Data entries:
------------------------------------------------------------------------
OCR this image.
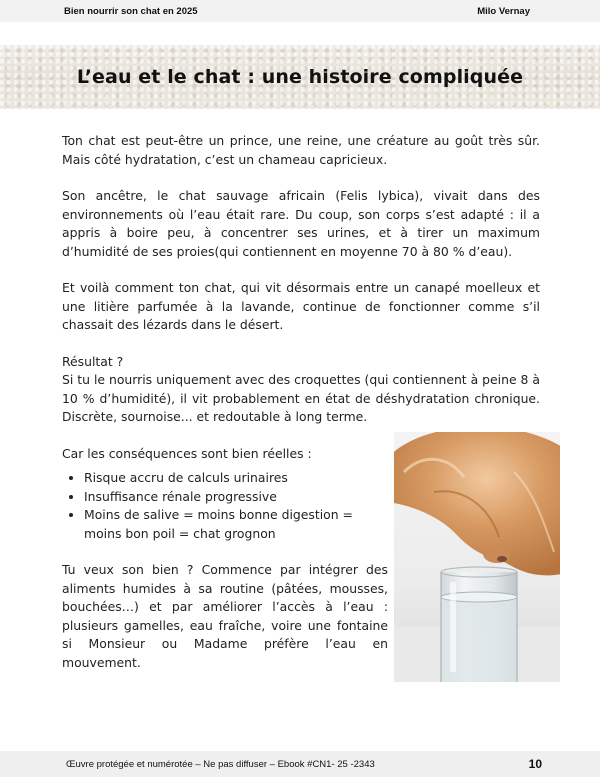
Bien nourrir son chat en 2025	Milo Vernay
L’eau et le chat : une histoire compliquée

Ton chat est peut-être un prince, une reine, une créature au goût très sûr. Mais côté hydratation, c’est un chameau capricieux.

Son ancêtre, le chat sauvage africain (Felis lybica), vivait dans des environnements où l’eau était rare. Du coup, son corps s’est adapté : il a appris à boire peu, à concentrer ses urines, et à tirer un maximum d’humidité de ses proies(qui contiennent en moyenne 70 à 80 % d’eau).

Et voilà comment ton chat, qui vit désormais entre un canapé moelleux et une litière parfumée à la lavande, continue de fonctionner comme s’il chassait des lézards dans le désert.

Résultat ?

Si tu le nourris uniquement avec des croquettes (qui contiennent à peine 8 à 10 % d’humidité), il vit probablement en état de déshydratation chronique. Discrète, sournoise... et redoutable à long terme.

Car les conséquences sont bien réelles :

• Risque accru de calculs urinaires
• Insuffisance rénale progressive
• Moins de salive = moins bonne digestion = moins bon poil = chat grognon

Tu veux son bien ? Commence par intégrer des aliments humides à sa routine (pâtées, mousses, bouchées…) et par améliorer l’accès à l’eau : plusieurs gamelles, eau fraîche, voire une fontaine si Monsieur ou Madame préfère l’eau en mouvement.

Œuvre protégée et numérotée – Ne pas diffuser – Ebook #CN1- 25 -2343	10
------------------------------------------------------------------------
Job → What is the number of lines that hold the string "chat"? Reply with that number alone.

Correct response → 6